Stated task: Restate every line of the material, word for word.

(Dataset entries)
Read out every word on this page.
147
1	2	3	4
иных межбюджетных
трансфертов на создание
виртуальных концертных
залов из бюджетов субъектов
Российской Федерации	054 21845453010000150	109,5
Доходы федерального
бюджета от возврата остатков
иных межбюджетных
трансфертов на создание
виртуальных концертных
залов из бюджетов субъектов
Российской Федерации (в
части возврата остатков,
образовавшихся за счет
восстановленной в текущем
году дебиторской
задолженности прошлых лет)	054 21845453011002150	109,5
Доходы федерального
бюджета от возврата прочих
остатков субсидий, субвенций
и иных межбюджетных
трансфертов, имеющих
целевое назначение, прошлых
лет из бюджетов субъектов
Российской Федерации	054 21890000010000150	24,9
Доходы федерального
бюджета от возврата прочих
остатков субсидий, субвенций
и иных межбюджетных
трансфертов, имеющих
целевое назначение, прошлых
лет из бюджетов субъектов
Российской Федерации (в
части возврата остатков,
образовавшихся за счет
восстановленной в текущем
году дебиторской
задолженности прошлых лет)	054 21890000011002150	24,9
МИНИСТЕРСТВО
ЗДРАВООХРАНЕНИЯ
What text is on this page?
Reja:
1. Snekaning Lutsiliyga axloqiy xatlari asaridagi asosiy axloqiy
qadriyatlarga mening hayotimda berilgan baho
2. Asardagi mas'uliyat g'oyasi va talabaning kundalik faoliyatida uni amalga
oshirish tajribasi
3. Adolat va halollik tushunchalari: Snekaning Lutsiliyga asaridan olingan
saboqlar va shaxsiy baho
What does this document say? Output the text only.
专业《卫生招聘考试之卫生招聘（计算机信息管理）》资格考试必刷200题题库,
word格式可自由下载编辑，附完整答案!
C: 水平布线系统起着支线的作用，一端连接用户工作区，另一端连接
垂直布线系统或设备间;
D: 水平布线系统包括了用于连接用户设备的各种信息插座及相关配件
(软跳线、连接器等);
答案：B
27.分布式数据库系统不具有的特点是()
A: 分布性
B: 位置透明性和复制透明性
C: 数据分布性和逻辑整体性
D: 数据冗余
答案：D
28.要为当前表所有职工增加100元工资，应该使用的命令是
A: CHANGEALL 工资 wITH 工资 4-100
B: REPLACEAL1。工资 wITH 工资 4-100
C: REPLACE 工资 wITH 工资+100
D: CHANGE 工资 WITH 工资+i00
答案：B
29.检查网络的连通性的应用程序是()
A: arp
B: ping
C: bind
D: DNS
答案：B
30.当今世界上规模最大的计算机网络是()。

Response to the task:
Read out every word on this page.
147
1	2	3	4
иных межбюджетных
трансфертов на создание
виртуальных концертных
залов из бюджетов субъектов
Российской Федерации	054 21845453010000150	109,5
Доходы федерального
бюджета от возврата остатков
иных межбюджетных
трансфертов на создание
виртуальных концертных
залов из бюджетов субъектов
Российской Федерации (в
части возврата остатков,
образовавшихся за счет
восстановленной в текущем
году дебиторской
задолженности прошлых лет)	054 21845453011002150	109,5
Доходы федерального
бюджета от возврата прочих
остатков субсидий, субвенций
и иных межбюджетных
трансфертов, имеющих
целевое назначение, прошлых
лет из бюджетов субъектов
Российской Федерации	054 21890000010000150	24,9
Доходы федерального
бюджета от возврата прочих
остатков субсидий, субвенций
и иных межбюджетных
трансфертов, имеющих
целевое назначение, прошлых
лет из бюджетов субъектов
Российской Федерации (в
части возврата остатков,
образовавшихся за счет
восстановленной в текущем
году дебиторской
задолженности прошлых лет)	054 21890000011002150	24,9
МИНИСТЕРСТВО
ЗДРАВООХРАНЕНИЯ
What text is on this page?
Reja:
1. Snekaning Lutsiliyga axloqiy xatlari asaridagi asosiy axloqiy
qadriyatlarga mening hayotimda berilgan baho
2. Asardagi mas'uliyat g'oyasi va talabaning kundalik faoliyatida uni amalga
oshirish tajribasi
3. Adolat va halollik tushunchalari: Snekaning Lutsiliyga asaridan olingan
saboqlar va shaxsiy baho
What does this document say? Output the text only.
专业《卫生招聘考试之卫生招聘（计算机信息管理）》资格考试必刷200题题库,
word格式可自由下载编辑，附完整答案!
C: 水平布线系统起着支线的作用，一端连接用户工作区，另一端连接
垂直布线系统或设备间;
D: 水平布线系统包括了用于连接用户设备的各种信息插座及相关配件
(软跳线、连接器等);
答案：B
27.分布式数据库系统不具有的特点是()
A: 分布性
B: 位置透明性和复制透明性
C: 数据分布性和逻辑整体性
D: 数据冗余
答案：D
28.要为当前表所有职工增加100元工资，应该使用的命令是
A: CHANGEALL 工资 wITH 工资 4-100
B: REPLACEAL1。工资 wITH 工资 4-100
C: REPLACE 工资 wITH 工资+100
D: CHANGE 工资 WITH 工资+i00
答案：B
29.检查网络的连通性的应用程序是()
A: arp
B: ping
C: bind
D: DNS
答案：B
30.当今世界上规模最大的计算机网络是()。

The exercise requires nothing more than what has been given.